SET EXERCISE
Print the data exactly as it is given, please.
______
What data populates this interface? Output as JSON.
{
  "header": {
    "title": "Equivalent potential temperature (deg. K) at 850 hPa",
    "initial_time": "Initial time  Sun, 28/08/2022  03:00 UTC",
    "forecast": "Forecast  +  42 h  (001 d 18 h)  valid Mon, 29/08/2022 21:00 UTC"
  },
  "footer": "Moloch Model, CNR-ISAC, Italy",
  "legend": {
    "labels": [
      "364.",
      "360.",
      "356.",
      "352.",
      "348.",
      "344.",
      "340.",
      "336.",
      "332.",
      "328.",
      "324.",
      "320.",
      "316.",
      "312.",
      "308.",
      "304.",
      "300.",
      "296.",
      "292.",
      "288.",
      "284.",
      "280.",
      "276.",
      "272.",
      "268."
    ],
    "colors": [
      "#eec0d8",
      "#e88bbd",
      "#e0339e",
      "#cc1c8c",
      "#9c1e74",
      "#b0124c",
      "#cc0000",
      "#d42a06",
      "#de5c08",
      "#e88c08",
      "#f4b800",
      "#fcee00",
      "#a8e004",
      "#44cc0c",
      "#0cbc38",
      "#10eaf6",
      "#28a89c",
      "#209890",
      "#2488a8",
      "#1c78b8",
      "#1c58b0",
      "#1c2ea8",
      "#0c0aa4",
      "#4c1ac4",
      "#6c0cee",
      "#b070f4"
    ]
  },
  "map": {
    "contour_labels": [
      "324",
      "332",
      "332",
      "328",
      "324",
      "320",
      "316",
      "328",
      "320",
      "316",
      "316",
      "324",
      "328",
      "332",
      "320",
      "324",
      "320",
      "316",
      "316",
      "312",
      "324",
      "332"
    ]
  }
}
______
ANSWER FOR THIS EXERCISE
What data populates this interface? Output as JSON.
{
  "header": {
    "title": "Equivalent potential temperature (deg. K) at 850 hPa",
    "initial_time": "Initial time  Sun, 28/08/2022  03:00 UTC",
    "forecast": "Forecast  +  42 h  (001 d 18 h)  valid Mon, 29/08/2022 21:00 UTC"
  },
  "footer": "Moloch Model, CNR-ISAC, Italy",
  "legend": {
    "labels": [
      "364.",
      "360.",
      "356.",
      "352.",
      "348.",
      "344.",
      "340.",
      "336.",
      "332.",
      "328.",
      "324.",
      "320.",
      "316.",
      "312.",
      "308.",
      "304.",
      "300.",
      "296.",
      "292.",
      "288.",
      "284.",
      "280.",
      "276.",
      "272.",
      "268."
    ],
    "colors": [
      "#eec0d8",
      "#e88bbd",
      "#e0339e",
      "#cc1c8c",
      "#9c1e74",
      "#b0124c",
      "#cc0000",
      "#d42a06",
      "#de5c08",
      "#e88c08",
      "#f4b800",
      "#fcee00",
      "#a8e004",
      "#44cc0c",
      "#0cbc38",
      "#10eaf6",
      "#28a89c",
      "#209890",
      "#2488a8",
      "#1c78b8",
      "#1c58b0",
      "#1c2ea8",
      "#0c0aa4",
      "#4c1ac4",
      "#6c0cee",
      "#b070f4"
    ]
  },
  "map": {
    "contour_labels": [
      "324",
      "332",
      "332",
      "328",
      "324",
      "320",
      "316",
      "328",
      "320",
      "316",
      "316",
      "324",
      "328",
      "332",
      "320",
      "324",
      "320",
      "316",
      "316",
      "312",
      "324",
      "332"
    ]
  }
}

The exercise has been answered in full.